→ **Work to do**:
Below is some material; set it all down exactly, apart from the pictures.
:: Data shown ::
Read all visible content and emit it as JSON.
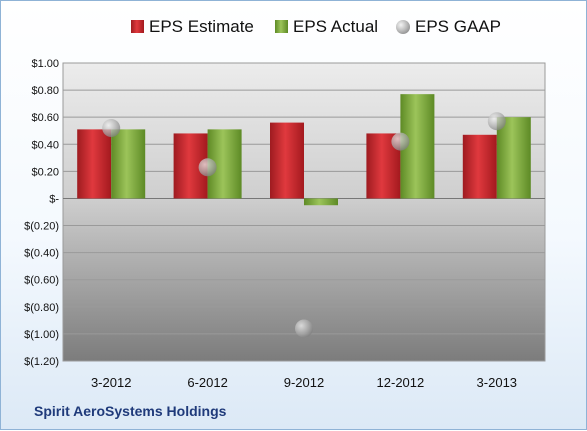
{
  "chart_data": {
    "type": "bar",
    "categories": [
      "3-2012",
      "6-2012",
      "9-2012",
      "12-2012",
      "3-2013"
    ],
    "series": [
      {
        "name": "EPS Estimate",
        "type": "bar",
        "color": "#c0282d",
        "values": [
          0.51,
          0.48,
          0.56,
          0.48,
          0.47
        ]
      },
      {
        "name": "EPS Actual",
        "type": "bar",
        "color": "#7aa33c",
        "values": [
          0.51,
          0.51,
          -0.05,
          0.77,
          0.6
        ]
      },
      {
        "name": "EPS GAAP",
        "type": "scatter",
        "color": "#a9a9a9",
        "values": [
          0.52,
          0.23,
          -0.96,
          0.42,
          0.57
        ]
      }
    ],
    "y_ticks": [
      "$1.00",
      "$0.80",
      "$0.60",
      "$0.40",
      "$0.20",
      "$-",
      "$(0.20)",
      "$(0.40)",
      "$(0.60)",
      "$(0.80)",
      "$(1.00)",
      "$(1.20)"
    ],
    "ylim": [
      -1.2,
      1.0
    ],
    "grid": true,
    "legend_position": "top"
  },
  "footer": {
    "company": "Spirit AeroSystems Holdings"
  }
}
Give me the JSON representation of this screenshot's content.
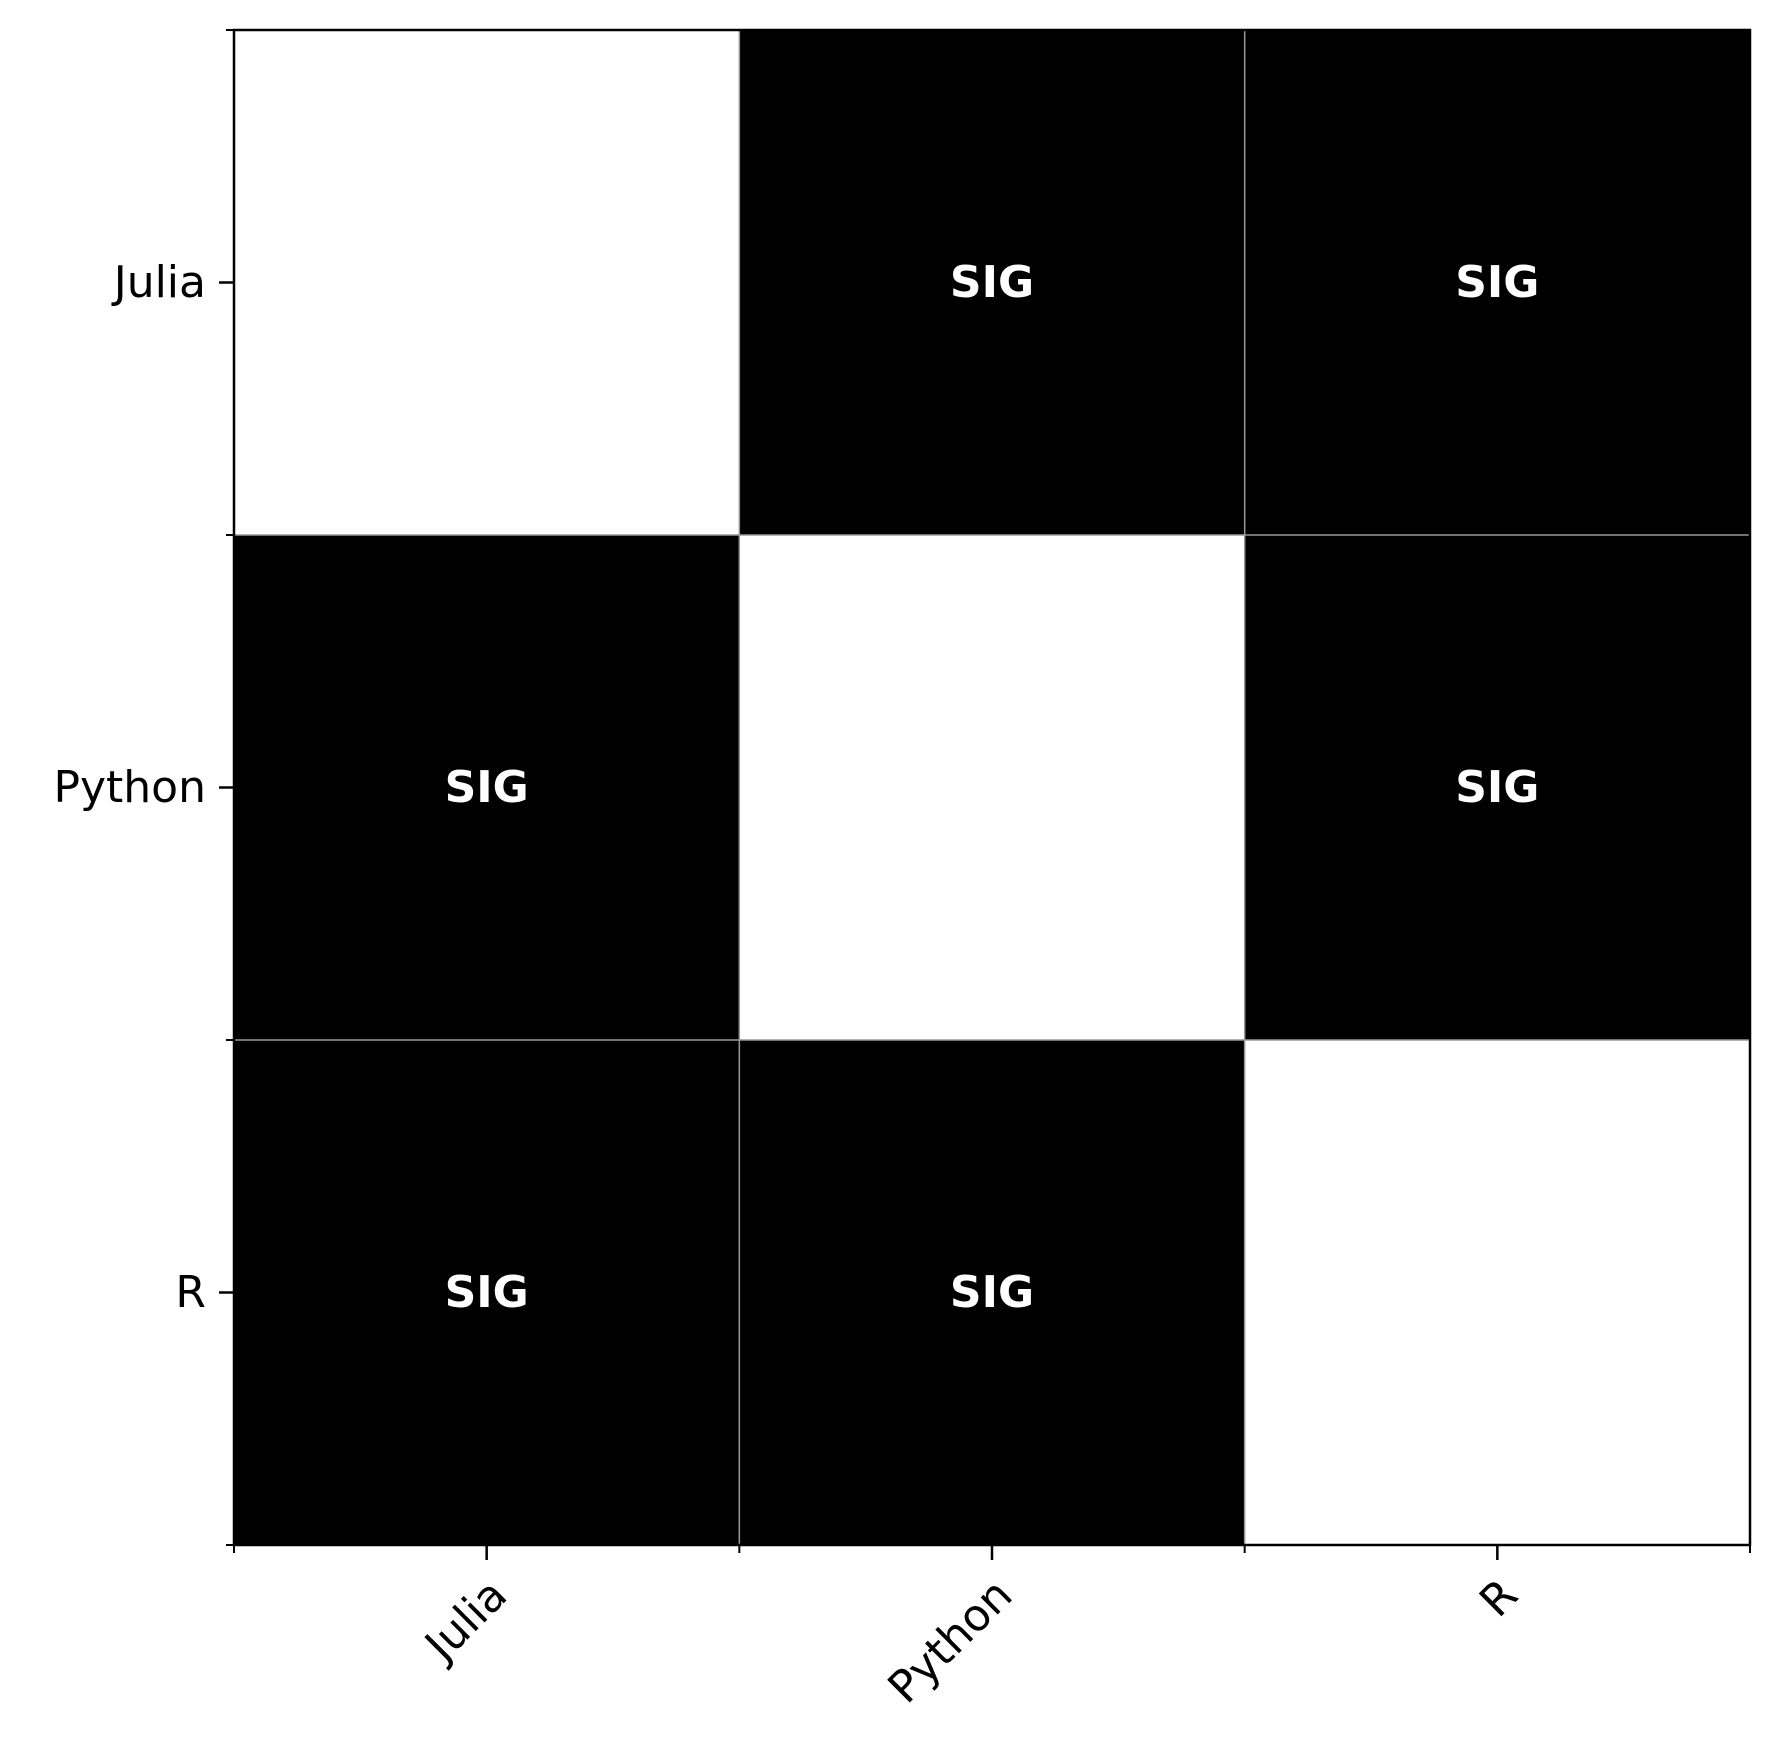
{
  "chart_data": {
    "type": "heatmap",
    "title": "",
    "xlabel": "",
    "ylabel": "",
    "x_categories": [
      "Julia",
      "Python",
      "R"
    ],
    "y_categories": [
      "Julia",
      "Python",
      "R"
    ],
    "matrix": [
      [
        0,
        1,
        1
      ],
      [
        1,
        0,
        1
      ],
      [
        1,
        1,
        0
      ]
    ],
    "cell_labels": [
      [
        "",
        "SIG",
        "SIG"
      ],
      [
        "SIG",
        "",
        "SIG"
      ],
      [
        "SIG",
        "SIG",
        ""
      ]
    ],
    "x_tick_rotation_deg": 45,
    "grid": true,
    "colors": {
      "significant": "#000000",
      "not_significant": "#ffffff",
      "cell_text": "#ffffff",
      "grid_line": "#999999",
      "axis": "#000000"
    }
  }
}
:::
→ **Answer to this exercise**:
Read all visible content and emit it as JSON.
{
  "chart_data": {
    "type": "bar",
    "categories": [
      "3-2012",
      "6-2012",
      "9-2012",
      "12-2012",
      "3-2013"
    ],
    "series": [
      {
        "name": "EPS Estimate",
        "type": "bar",
        "color": "#c0282d",
        "values": [
          0.51,
          0.48,
          0.56,
          0.48,
          0.47
        ]
      },
      {
        "name": "EPS Actual",
        "type": "bar",
        "color": "#7aa33c",
        "values": [
          0.51,
          0.51,
          -0.05,
          0.77,
          0.6
        ]
      },
      {
        "name": "EPS GAAP",
        "type": "scatter",
        "color": "#a9a9a9",
        "values": [
          0.52,
          0.23,
          -0.96,
          0.42,
          0.57
        ]
      }
    ],
    "y_ticks": [
      "$1.00",
      "$0.80",
      "$0.60",
      "$0.40",
      "$0.20",
      "$-",
      "$(0.20)",
      "$(0.40)",
      "$(0.60)",
      "$(0.80)",
      "$(1.00)",
      "$(1.20)"
    ],
    "ylim": [
      -1.2,
      1.0
    ],
    "grid": true,
    "legend_position": "top"
  },
  "footer": {
    "company": "Spirit AeroSystems Holdings"
  }
}
Give me the JSON representation of this screenshot's content.
{
  "chart_data": {
    "type": "heatmap",
    "title": "",
    "xlabel": "",
    "ylabel": "",
    "x_categories": [
      "Julia",
      "Python",
      "R"
    ],
    "y_categories": [
      "Julia",
      "Python",
      "R"
    ],
    "matrix": [
      [
        0,
        1,
        1
      ],
      [
        1,
        0,
        1
      ],
      [
        1,
        1,
        0
      ]
    ],
    "cell_labels": [
      [
        "",
        "SIG",
        "SIG"
      ],
      [
        "SIG",
        "",
        "SIG"
      ],
      [
        "SIG",
        "SIG",
        ""
      ]
    ],
    "x_tick_rotation_deg": 45,
    "grid": true,
    "colors": {
      "significant": "#000000",
      "not_significant": "#ffffff",
      "cell_text": "#ffffff",
      "grid_line": "#999999",
      "axis": "#000000"
    }
  }
}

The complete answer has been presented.